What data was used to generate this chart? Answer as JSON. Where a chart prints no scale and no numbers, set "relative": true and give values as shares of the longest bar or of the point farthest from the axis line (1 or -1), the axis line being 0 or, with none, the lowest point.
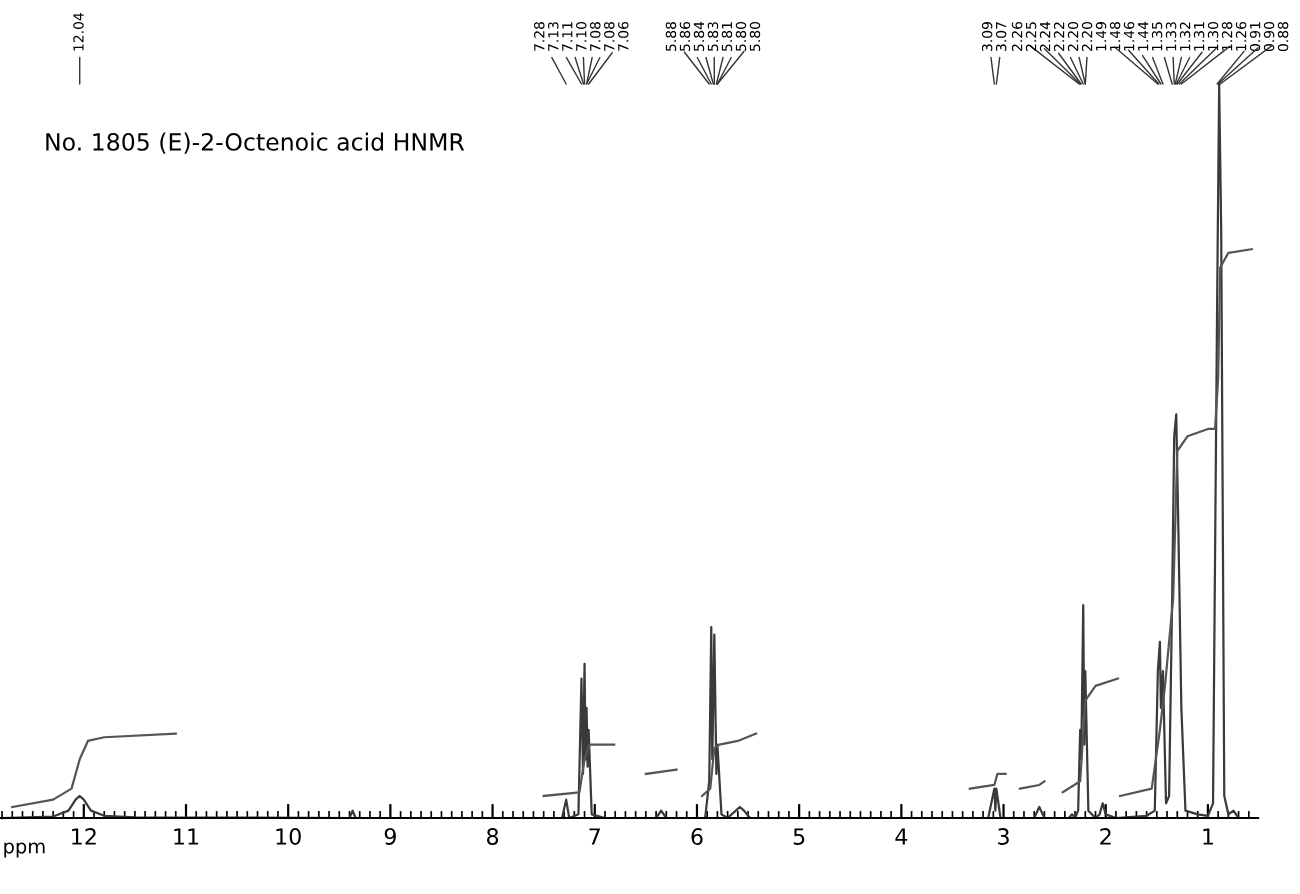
{
  "chart_data": {
    "type": "line",
    "title": "No. 1805 (E)-2-Octenoic acid HNMR",
    "xlabel": "ppm",
    "relative": true,
    "xlim": [
      12.82,
      0.51
    ],
    "xticks": [
      12,
      11,
      10,
      9,
      8,
      7,
      6,
      5,
      4,
      3,
      2,
      1
    ],
    "grid": false,
    "legend": false,
    "tick_labels": "x",
    "series": [
      {
        "color": "#3a3a3a",
        "x": [
          12.8,
          12.3,
          12.15,
          12.08,
          12.04,
          12.0,
          11.93,
          11.8,
          11.5,
          9.4,
          9.37,
          9.34,
          7.32,
          7.28,
          7.25,
          7.16,
          7.13,
          7.115,
          7.1,
          7.09,
          7.08,
          7.07,
          7.06,
          7.03,
          6.9,
          6.4,
          6.35,
          6.3,
          5.92,
          5.88,
          5.86,
          5.85,
          5.83,
          5.81,
          5.8,
          5.76,
          5.7,
          5.62,
          5.58,
          5.54,
          5.48,
          3.15,
          3.09,
          3.08,
          3.07,
          3.03,
          2.7,
          2.65,
          2.6,
          2.36,
          2.33,
          2.3,
          2.27,
          2.25,
          2.24,
          2.22,
          2.21,
          2.2,
          2.17,
          2.1,
          2.06,
          2.03,
          2.0,
          1.9,
          1.6,
          1.52,
          1.49,
          1.47,
          1.46,
          1.44,
          1.41,
          1.38,
          1.35,
          1.33,
          1.31,
          1.29,
          1.26,
          1.22,
          1.1,
          1.0,
          0.95,
          0.91,
          0.89,
          0.87,
          0.84,
          0.8,
          0.75,
          0.7,
          0.51
        ],
        "values": [
          0,
          0.002,
          0.01,
          0.025,
          0.03,
          0.025,
          0.01,
          0.003,
          0.001,
          0,
          0.01,
          0,
          0,
          0.025,
          0,
          0.005,
          0.19,
          0.06,
          0.21,
          0.08,
          0.15,
          0.07,
          0.12,
          0.005,
          0,
          0,
          0.01,
          0,
          0,
          0.05,
          0.26,
          0.08,
          0.25,
          0.06,
          0.1,
          0.005,
          0,
          0.01,
          0.015,
          0.01,
          0,
          0,
          0.04,
          0.01,
          0.04,
          0,
          0,
          0.015,
          0,
          0,
          0.005,
          0,
          0.01,
          0.12,
          0.08,
          0.29,
          0.1,
          0.2,
          0.01,
          0,
          0.005,
          0.02,
          0.005,
          0,
          0.003,
          0.01,
          0.2,
          0.24,
          0.15,
          0.2,
          0.02,
          0.03,
          0.3,
          0.52,
          0.55,
          0.4,
          0.15,
          0.01,
          0.005,
          0.003,
          0.02,
          0.7,
          1.0,
          0.8,
          0.03,
          0.005,
          0.01,
          0,
          0
        ]
      },
      {
        "color": "#555555",
        "x": [
          12.7,
          12.3,
          12.12,
          12.04,
          11.96,
          11.8,
          11.1,
          11.0,
          7.5,
          7.15,
          7.1,
          7.05,
          6.81,
          6.7,
          6.5,
          6.2,
          6.1,
          5.95,
          5.87,
          5.83,
          5.78,
          5.6,
          5.42,
          5.3,
          3.33,
          3.09,
          3.06,
          2.98,
          2.9,
          2.84,
          2.65,
          2.6,
          2.55,
          2.42,
          2.25,
          2.2,
          2.1,
          1.88,
          1.87,
          1.86,
          1.55,
          1.47,
          1.42,
          1.34,
          1.3,
          1.2,
          1.0,
          0.93,
          0.9,
          0.88,
          0.8,
          0.57
        ],
        "values": [
          0.015,
          0.025,
          0.04,
          0.08,
          0.105,
          0.11,
          0.115,
          null,
          0.03,
          0.035,
          0.08,
          0.1,
          0.1,
          null,
          0.06,
          0.066,
          null,
          0.03,
          0.04,
          0.095,
          0.1,
          0.105,
          0.115,
          null,
          0.04,
          0.045,
          0.06,
          0.06,
          null,
          0.04,
          0.045,
          0.05,
          null,
          0.035,
          0.05,
          0.16,
          0.18,
          0.19,
          null,
          0.03,
          0.04,
          0.12,
          0.18,
          0.3,
          0.5,
          0.52,
          0.53,
          0.53,
          0.6,
          0.75,
          0.77,
          0.775
        ]
      }
    ],
    "annotations": [
      "12.04",
      "7.28",
      "7.13",
      "7.11",
      "7.10",
      "7.08",
      "7.08",
      "7.06",
      "5.88",
      "5.86",
      "5.84",
      "5.83",
      "5.81",
      "5.80",
      "5.80",
      "3.09",
      "3.07",
      "2.26",
      "2.25",
      "2.24",
      "2.22",
      "2.20",
      "2.20",
      "1.49",
      "1.48",
      "1.46",
      "1.44",
      "1.35",
      "1.33",
      "1.32",
      "1.31",
      "1.30",
      "1.28",
      "1.26",
      "0.91",
      "0.90",
      "0.88"
    ]
  }
}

--- --- ---

■ GIVEN TASK:
Locate each line containing the string "true" and show it.

■ EXERCISE RESPONSE:
What data was used to generate this chart? Answer as JSON. Where a chart prints no scale and no numbers, set "relative": true and give values as shares of the longest bar or of the point farthest from the axis line (1 or -1), the axis line being 0 or, with none, the lowest point.
    "relative": true,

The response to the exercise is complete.